● Task:
The records underneath are to be repeated exactly, with the pictures left out.

(Items from a dataset)
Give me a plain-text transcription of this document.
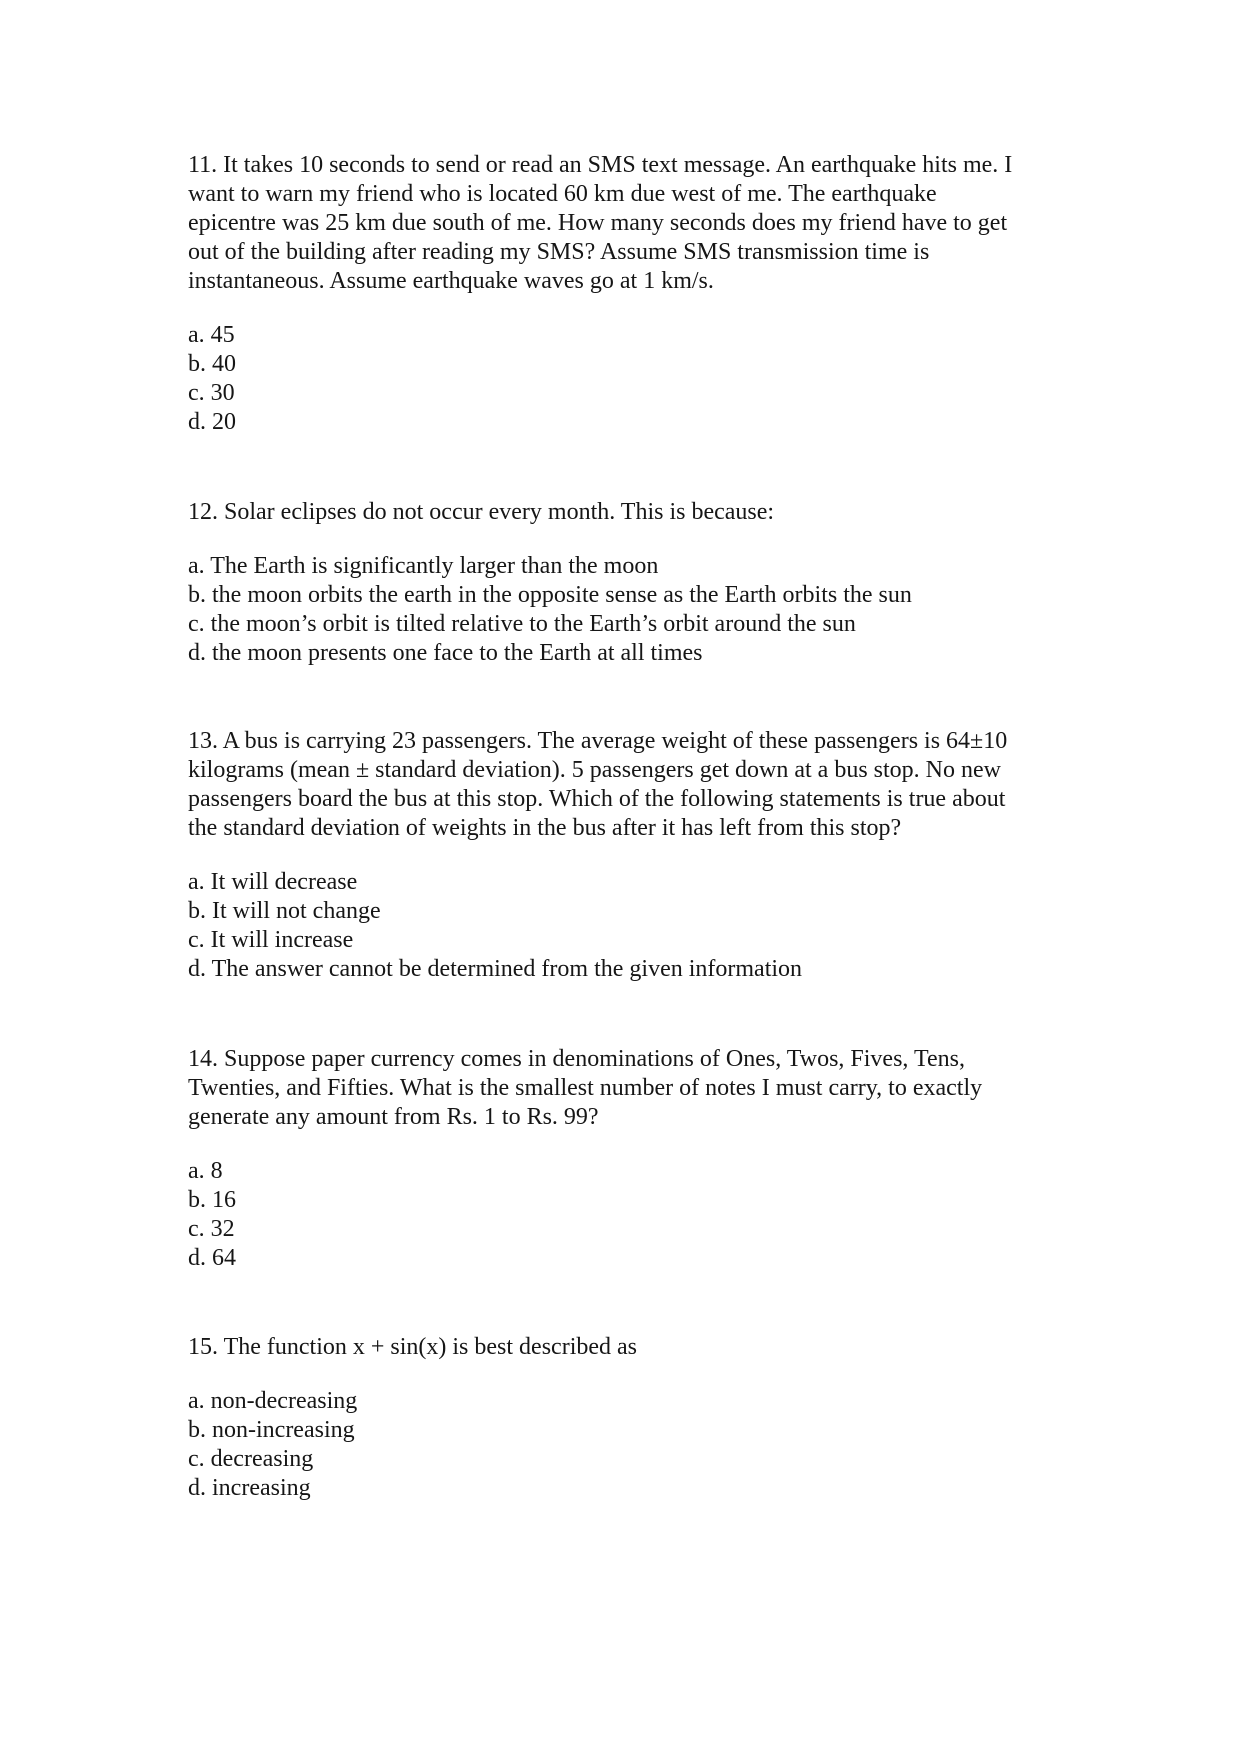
11. It takes 10 seconds to send or read an SMS text message. An earthquake hits me. I
want to warn my friend who is located 60 km due west of me. The earthquake
epicentre was 25 km due south of me. How many seconds does my friend have to get
out of the building after reading my SMS? Assume SMS transmission time is
instantaneous. Assume earthquake waves go at 1 km/s.

a. 45
b. 40
c. 30
d. 20

12. Solar eclipses do not occur every month. This is because:

a. The Earth is significantly larger than the moon
b. the moon orbits the earth in the opposite sense as the Earth orbits the sun
c. the moon’s orbit is tilted relative to the Earth’s orbit around the sun
d. the moon presents one face to the Earth at all times

13. A bus is carrying 23 passengers. The average weight of these passengers is 64±10
kilograms (mean ± standard deviation). 5 passengers get down at a bus stop. No new
passengers board the bus at this stop. Which of the following statements is true about
the standard deviation of weights in the bus after it has left from this stop?

a. It will decrease
b. It will not change
c. It will increase
d. The answer cannot be determined from the given information

14. Suppose paper currency comes in denominations of Ones, Twos, Fives, Tens,
Twenties, and Fifties. What is the smallest number of notes I must carry, to exactly
generate any amount from Rs. 1 to Rs. 99?

a. 8
b. 16
c. 32
d. 64

15. The function x + sin(x) is best described as

a. non-decreasing
b. non-increasing
c. decreasing
d. increasing
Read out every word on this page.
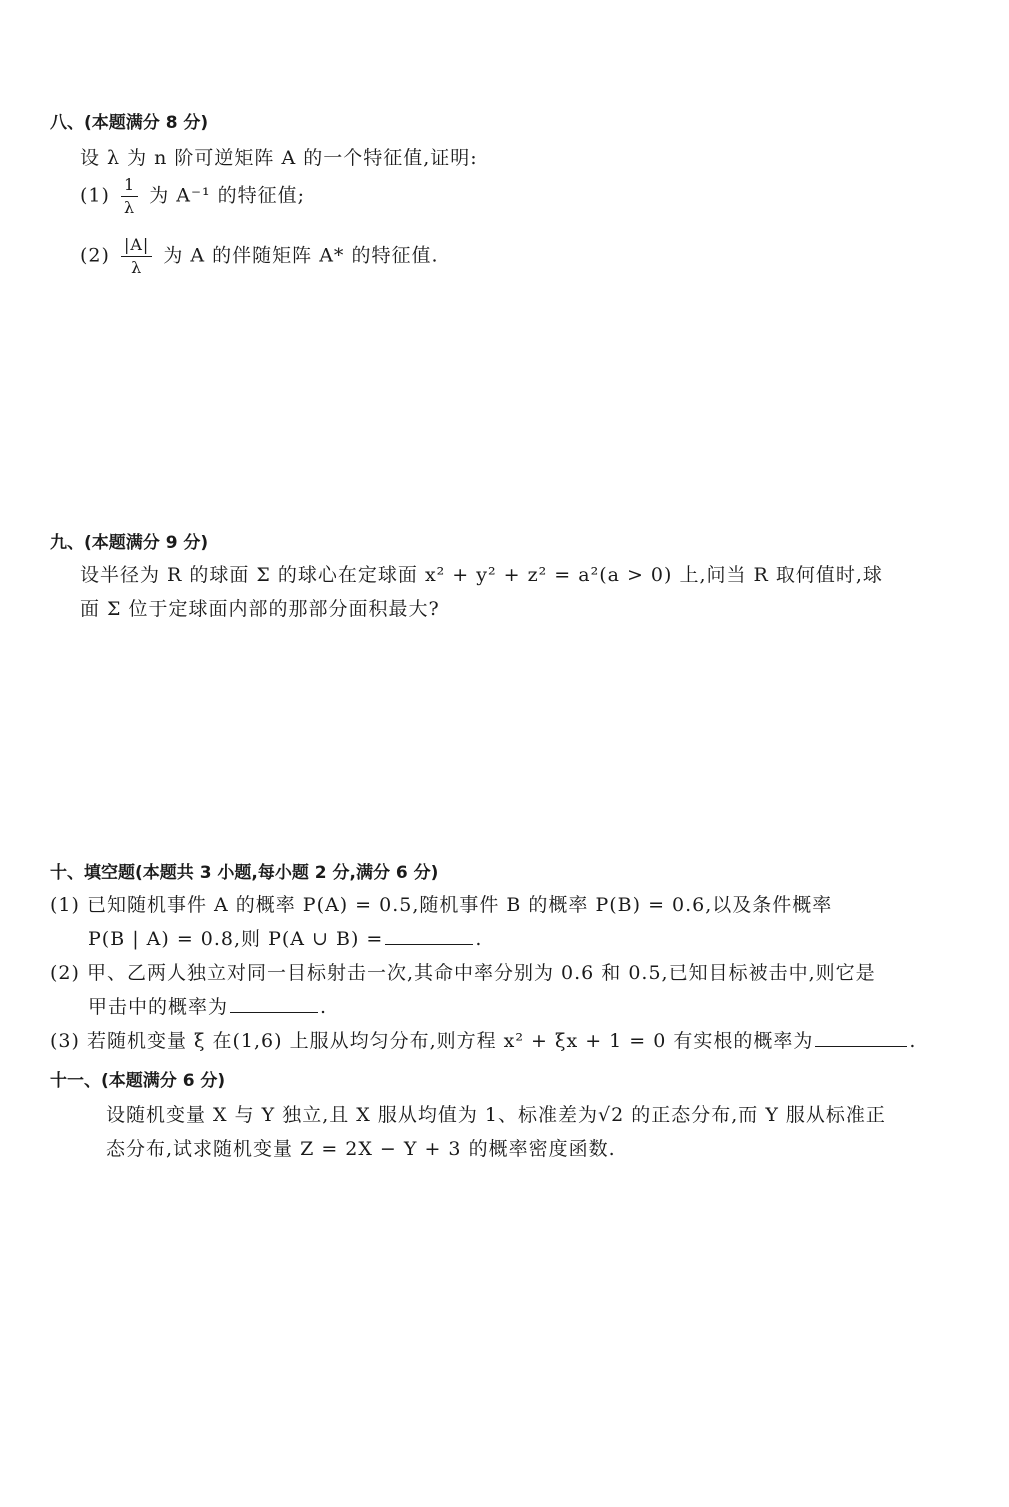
八、(本题满分 8 分)
设 λ 为 n 阶可逆矩阵 A 的一个特征值,证明:
$(1) \frac{1}{\lambda}$ 为 A⁻¹ 的特征值;
$(2) \frac{|A|}{\lambda}$ 为 A 的伴随矩阵 A* 的特征值.
九、(本题满分 9 分)
设半径为 R 的球面 Σ 的球心在定球面 x² + y² + z² = a²(a > 0) 上,问当 R 取何值时,球
面 Σ 位于定球面内部的那部分面积最大?
十、填空题(本题共 3 小题,每小题 2 分,满分 6 分)
(1) 已知随机事件 A 的概率 P(A) = 0.5,随机事件 B 的概率 P(B) = 0.6,以及条件概率
P(B | A) = 0.8,则 P(A ∪ B) =	.
(2) 甲、乙两人独立对同一目标射击一次,其命中率分别为 0.6 和 0.5,已知目标被击中,则它是
甲击中的概率为	.
(3) 若随机变量 ξ 在(1,6) 上服从均匀分布,则方程 x² + ξx + 1 = 0 有实根的概率为	.
十一、(本题满分 6 分)
设随机变量 X 与 Y 独立,且 X 服从均值为 1、标准差为√2 的正态分布,而 Y 服从标准正
态分布,试求随机变量 Z = 2X − Y + 3 的概率密度函数.
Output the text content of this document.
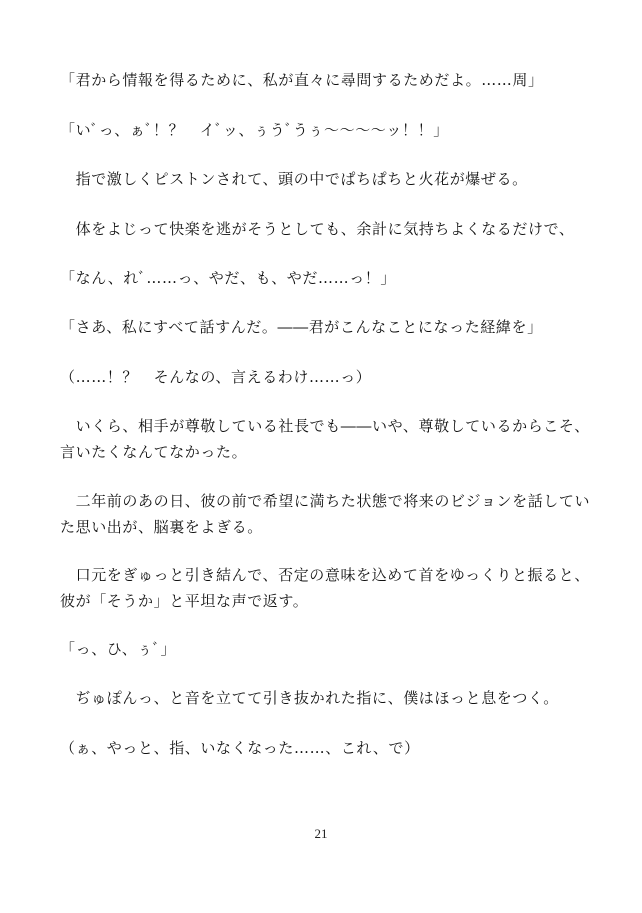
「君から情報を得るために、私が直々に尋問するためだよ。……周」

「いﾞっ、ぁﾞ！？　イﾞッ、ぅうﾞうぅ〜〜〜〜ッ！！」

　指で激しくピストンされて、頭の中でぱちぱちと火花が爆ぜる。

　体をよじって快楽を逃がそうとしても、余計に気持ちよくなるだけで、

「なん、れﾞ……っ、やだ、も、やだ……っ！」

「さあ、私にすべて話すんだ。――君がこんなことになった経緯を」

（……！？　そんなの、言えるわけ……っ）

　いくら、相手が尊敬している社長でも――いや、尊敬しているからこそ、
言いたくなんてなかった。

　二年前のあの日、彼の前で希望に満ちた状態で将来のビジョンを話してい
た思い出が、脳裏をよぎる。

　口元をぎゅっと引き結んで、否定の意味を込めて首をゆっくりと振ると、
彼が「そうか」と平坦な声で返す。

「っ、ひ、ぅﾞ」

　ぢゅぽんっ、と音を立てて引き抜かれた指に、僕はほっと息をつく。

（ぁ、やっと、指、いなくなった……、これ、で）

21
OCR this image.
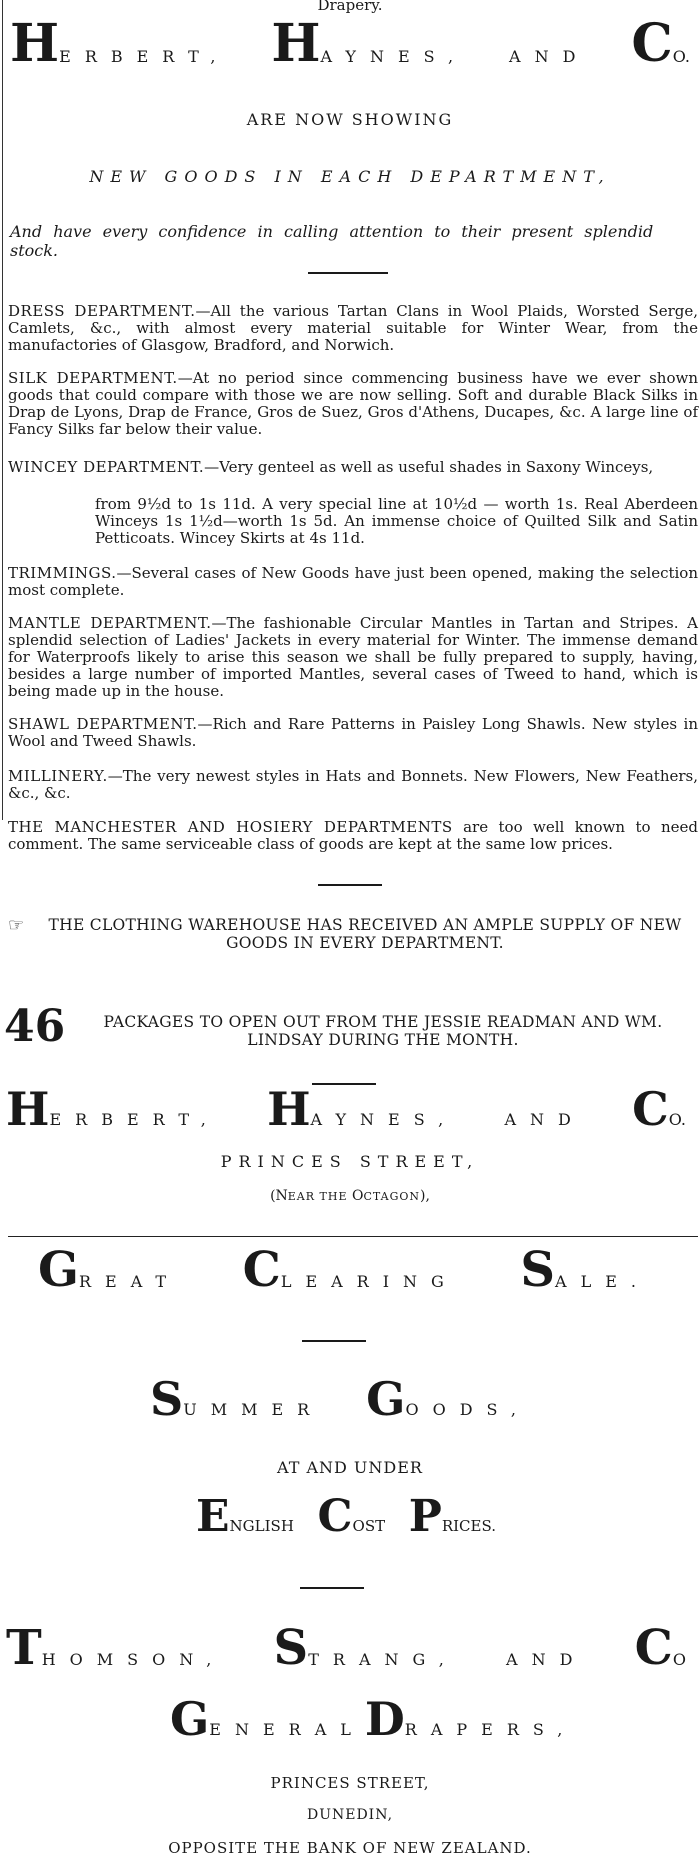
Drapery.
H ERBERT, H AYNES,	AND C O.
ARE NOW SHOWING
NEW GOODS IN EACH DEPARTMENT,
And have every confidence in calling attention to their present splendid stock.

DRESS DEPARTMENT.—All the various Tartan Clans in Wool Plaids, Worsted Serge, Camlets, &c., with almost every material suitable for Winter Wear, from the manufactories of Glasgow, Bradford, and Norwich.

SILK DEPARTMENT.—At no period since commencing business have we ever shown goods that could compare with those we are now selling. Soft and durable Black Silks in Drap de Lyons, Drap de France, Gros de Suez, Gros d'Athens, Ducapes, &c. A large line of Fancy Silks far below their value.

WINCEY DEPARTMENT.—Very genteel as well as useful shades in Saxony Winceys,

from 9½d to 1s 11d. A very special line at 10½d — worth 1s. Real Aberdeen Winceys 1s 1½d—worth 1s 5d. An immense choice of Quilted Silk and Satin Petticoats. Wincey Skirts at 4s 11d.

TRIMMINGS.—Several cases of New Goods have just been opened, making the selection most complete.

MANTLE DEPARTMENT.—The fashionable Circular Mantles in Tartan and Stripes. A splendid selection of Ladies' Jackets in every material for Winter. The immense demand for Waterproofs likely to arise this season we shall be fully prepared to supply, having, besides a large number of imported Mantles, several cases of Tweed to hand, which is being made up in the house.

SHAWL DEPARTMENT.—Rich and Rare Patterns in Paisley Long Shawls. New styles in Wool and Tweed Shawls.

MILLINERY.—The very newest styles in Hats and Bonnets. New Flowers, New Feathers, &c., &c.

THE MANCHESTER AND HOSIERY DEPARTMENTS are too well known to need comment. The same serviceable class of goods are kept at the same low prices.

☞	THE CLOTHING WAREHOUSE HAS RECEIVED AN AMPLE SUPPLY OF NEW GOODS IN EVERY DEPARTMENT.
46	PACKAGES TO OPEN OUT FROM THE JESSIE READMAN AND WM. LINDSAY DURING THE MONTH.
H ERBERT, H AYNES,	AND C O.
PRINCES STREET,
(NEAR THE OCTAGON),
G REAT C LEARING S ALE.
S UMMER G OODS,
AT AND UNDER
E NGLISH C OST P RICES.
T HOMSON, S TRANG,	AND C O
G ENERAL D RAPERS,
PRINCES STREET,
DUNEDIN,
OPPOSITE THE BANK OF NEW ZEALAND.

● Answer for this exercise:
Give me a plain-text transcription of this document.
11. It takes 10 seconds to send or read an SMS text message. An earthquake hits me. I
want to warn my friend who is located 60 km due west of me. The earthquake
epicentre was 25 km due south of me. How many seconds does my friend have to get
out of the building after reading my SMS? Assume SMS transmission time is
instantaneous. Assume earthquake waves go at 1 km/s.

a. 45
b. 40
c. 30
d. 20

12. Solar eclipses do not occur every month. This is because:

a. The Earth is significantly larger than the moon
b. the moon orbits the earth in the opposite sense as the Earth orbits the sun
c. the moon’s orbit is tilted relative to the Earth’s orbit around the sun
d. the moon presents one face to the Earth at all times

13. A bus is carrying 23 passengers. The average weight of these passengers is 64±10
kilograms (mean ± standard deviation). 5 passengers get down at a bus stop. No new
passengers board the bus at this stop. Which of the following statements is true about
the standard deviation of weights in the bus after it has left from this stop?

a. It will decrease
b. It will not change
c. It will increase
d. The answer cannot be determined from the given information

14. Suppose paper currency comes in denominations of Ones, Twos, Fives, Tens,
Twenties, and Fifties. What is the smallest number of notes I must carry, to exactly
generate any amount from Rs. 1 to Rs. 99?

a. 8
b. 16
c. 32
d. 64

15. The function x + sin(x) is best described as

a. non-decreasing
b. non-increasing
c. decreasing
d. increasing
Read out every word on this page.
八、(本题满分 8 分)
设 λ 为 n 阶可逆矩阵 A 的一个特征值,证明:
$(1) \frac{1}{\lambda}$ 为 A⁻¹ 的特征值;
$(2) \frac{|A|}{\lambda}$ 为 A 的伴随矩阵 A* 的特征值.
九、(本题满分 9 分)
设半径为 R 的球面 Σ 的球心在定球面 x² + y² + z² = a²(a > 0) 上,问当 R 取何值时,球
面 Σ 位于定球面内部的那部分面积最大?
十、填空题(本题共 3 小题,每小题 2 分,满分 6 分)
(1) 已知随机事件 A 的概率 P(A) = 0.5,随机事件 B 的概率 P(B) = 0.6,以及条件概率
P(B | A) = 0.8,则 P(A ∪ B) =	.
(2) 甲、乙两人独立对同一目标射击一次,其命中率分别为 0.6 和 0.5,已知目标被击中,则它是
甲击中的概率为	.
(3) 若随机变量 ξ 在(1,6) 上服从均匀分布,则方程 x² + ξx + 1 = 0 有实根的概率为	.
十一、(本题满分 6 分)
设随机变量 X 与 Y 独立,且 X 服从均值为 1、标准差为√2 的正态分布,而 Y 服从标准正
态分布,试求随机变量 Z = 2X − Y + 3 的概率密度函数.
Output the text content of this document.
「君から情報を得るために、私が直々に尋問するためだよ。……周」

「いﾞっ、ぁﾞ！？　イﾞッ、ぅうﾞうぅ〜〜〜〜ッ！！」

　指で激しくピストンされて、頭の中でぱちぱちと火花が爆ぜる。

　体をよじって快楽を逃がそうとしても、余計に気持ちよくなるだけで、

「なん、れﾞ……っ、やだ、も、やだ……っ！」

「さあ、私にすべて話すんだ。――君がこんなことになった経緯を」

（……！？　そんなの、言えるわけ……っ）

　いくら、相手が尊敬している社長でも――いや、尊敬しているからこそ、
言いたくなんてなかった。

　二年前のあの日、彼の前で希望に満ちた状態で将来のビジョンを話してい
た思い出が、脳裏をよぎる。

　口元をぎゅっと引き結んで、否定の意味を込めて首をゆっくりと振ると、
彼が「そうか」と平坦な声で返す。

「っ、ひ、ぅﾞ」

　ぢゅぽんっ、と音を立てて引き抜かれた指に、僕はほっと息をつく。

（ぁ、やっと、指、いなくなった……、これ、で）

21
OCR this image.
Drapery.
H ERBERT, H AYNES,	AND C O.
ARE NOW SHOWING
NEW GOODS IN EACH DEPARTMENT,
And have every confidence in calling attention to their present splendid stock.

DRESS DEPARTMENT.—All the various Tartan Clans in Wool Plaids, Worsted Serge, Camlets, &c., with almost every material suitable for Winter Wear, from the manufactories of Glasgow, Bradford, and Norwich.

SILK DEPARTMENT.—At no period since commencing business have we ever shown goods that could compare with those we are now selling. Soft and durable Black Silks in Drap de Lyons, Drap de France, Gros de Suez, Gros d'Athens, Ducapes, &c. A large line of Fancy Silks far below their value.

WINCEY DEPARTMENT.—Very genteel as well as useful shades in Saxony Winceys,

from 9½d to 1s 11d. A very special line at 10½d — worth 1s. Real Aberdeen Winceys 1s 1½d—worth 1s 5d. An immense choice of Quilted Silk and Satin Petticoats. Wincey Skirts at 4s 11d.

TRIMMINGS.—Several cases of New Goods have just been opened, making the selection most complete.

MANTLE DEPARTMENT.—The fashionable Circular Mantles in Tartan and Stripes. A splendid selection of Ladies' Jackets in every material for Winter. The immense demand for Waterproofs likely to arise this season we shall be fully prepared to supply, having, besides a large number of imported Mantles, several cases of Tweed to hand, which is being made up in the house.

SHAWL DEPARTMENT.—Rich and Rare Patterns in Paisley Long Shawls. New styles in Wool and Tweed Shawls.

MILLINERY.—The very newest styles in Hats and Bonnets. New Flowers, New Feathers, &c., &c.

THE MANCHESTER AND HOSIERY DEPARTMENTS are too well known to need comment. The same serviceable class of goods are kept at the same low prices.

☞	THE CLOTHING WAREHOUSE HAS RECEIVED AN AMPLE SUPPLY OF NEW GOODS IN EVERY DEPARTMENT.
46	PACKAGES TO OPEN OUT FROM THE JESSIE READMAN AND WM. LINDSAY DURING THE MONTH.
H ERBERT, H AYNES,	AND C O.
PRINCES STREET,
(NEAR THE OCTAGON),
G REAT C LEARING S ALE.
S UMMER G OODS,
AT AND UNDER
E NGLISH C OST P RICES.
T HOMSON, S TRANG,	AND C O
G ENERAL D RAPERS,
PRINCES STREET,
DUNEDIN,
OPPOSITE THE BANK OF NEW ZEALAND.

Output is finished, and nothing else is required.